Task brief –
The entries below should be quoted exactly, with no pictures carried over.

Stored items
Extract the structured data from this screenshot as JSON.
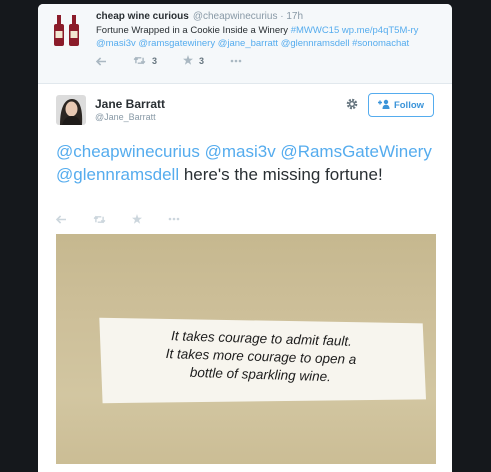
{
  "parent_tweet": {
    "name": "cheap wine curious",
    "handle_time": "@cheapwinecurius · 17h",
    "text_line1": "Fortune Wrapped in a Cookie Inside a Winery",
    "text_line1_links": "#MWWC15 wp.me/p4qT5M-ry",
    "text_line2_links": "@masi3v @ramsgatewinery @jane_barratt @glennramsdell #sonomachat",
    "retweet_count": "3",
    "favorite_count": "3",
    "icons": [
      "reply-icon",
      "retweet-icon",
      "favorite-icon",
      "more-icon"
    ]
  },
  "tweet": {
    "name": "Jane Barratt",
    "handle": "@Jane_Barratt",
    "follow_label": "Follow",
    "text_links": "@cheapwinecurius @masi3v @RamsGateWinery @glennramsdell",
    "text_rest": "here's the missing fortune!",
    "icons": [
      "reply-icon",
      "retweet-icon",
      "favorite-icon",
      "more-icon"
    ]
  },
  "photo": {
    "fortune_line1": "It takes courage to admit fault.",
    "fortune_line2": "It takes more courage to open a",
    "fortune_line3": "bottle of sparkling wine."
  },
  "colors": {
    "background": "#15181c",
    "link": "#55acee",
    "follow_text": "#3b94d9",
    "icon_gray": "#ccd6dd",
    "wine_red": "#8b1c2a"
  }
}
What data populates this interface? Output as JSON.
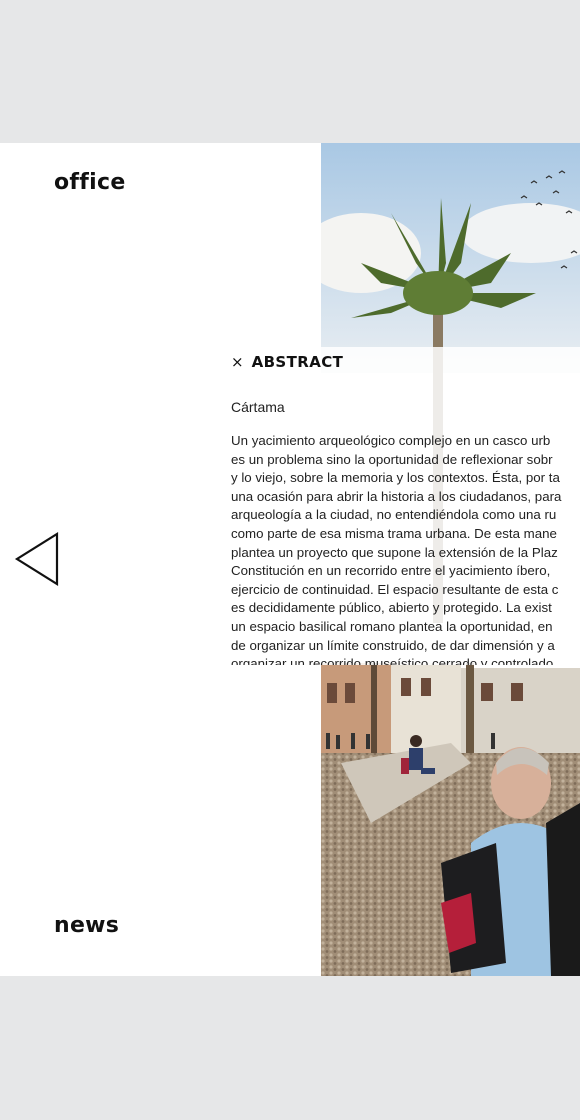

Finished task –
Extract the structured data from this screenshot as JSON.
{
  "parent_tweet": {
    "name": "cheap wine curious",
    "handle_time": "@cheapwinecurius · 17h",
    "text_line1": "Fortune Wrapped in a Cookie Inside a Winery",
    "text_line1_links": "#MWWC15 wp.me/p4qT5M-ry",
    "text_line2_links": "@masi3v @ramsgatewinery @jane_barratt @glennramsdell #sonomachat",
    "retweet_count": "3",
    "favorite_count": "3",
    "icons": [
      "reply-icon",
      "retweet-icon",
      "favorite-icon",
      "more-icon"
    ]
  },
  "tweet": {
    "name": "Jane Barratt",
    "handle": "@Jane_Barratt",
    "follow_label": "Follow",
    "text_links": "@cheapwinecurius @masi3v @RamsGateWinery @glennramsdell",
    "text_rest": "here's the missing fortune!",
    "icons": [
      "reply-icon",
      "retweet-icon",
      "favorite-icon",
      "more-icon"
    ]
  },
  "photo": {
    "fortune_line1": "It takes courage to admit fault.",
    "fortune_line2": "It takes more courage to open a",
    "fortune_line3": "bottle of sparkling wine."
  },
  "colors": {
    "background": "#15181c",
    "link": "#55acee",
    "follow_text": "#3b94d9",
    "icon_gray": "#ccd6dd",
    "wine_red": "#8b1c2a"
  }
}
What data populates this interface? Output as JSON.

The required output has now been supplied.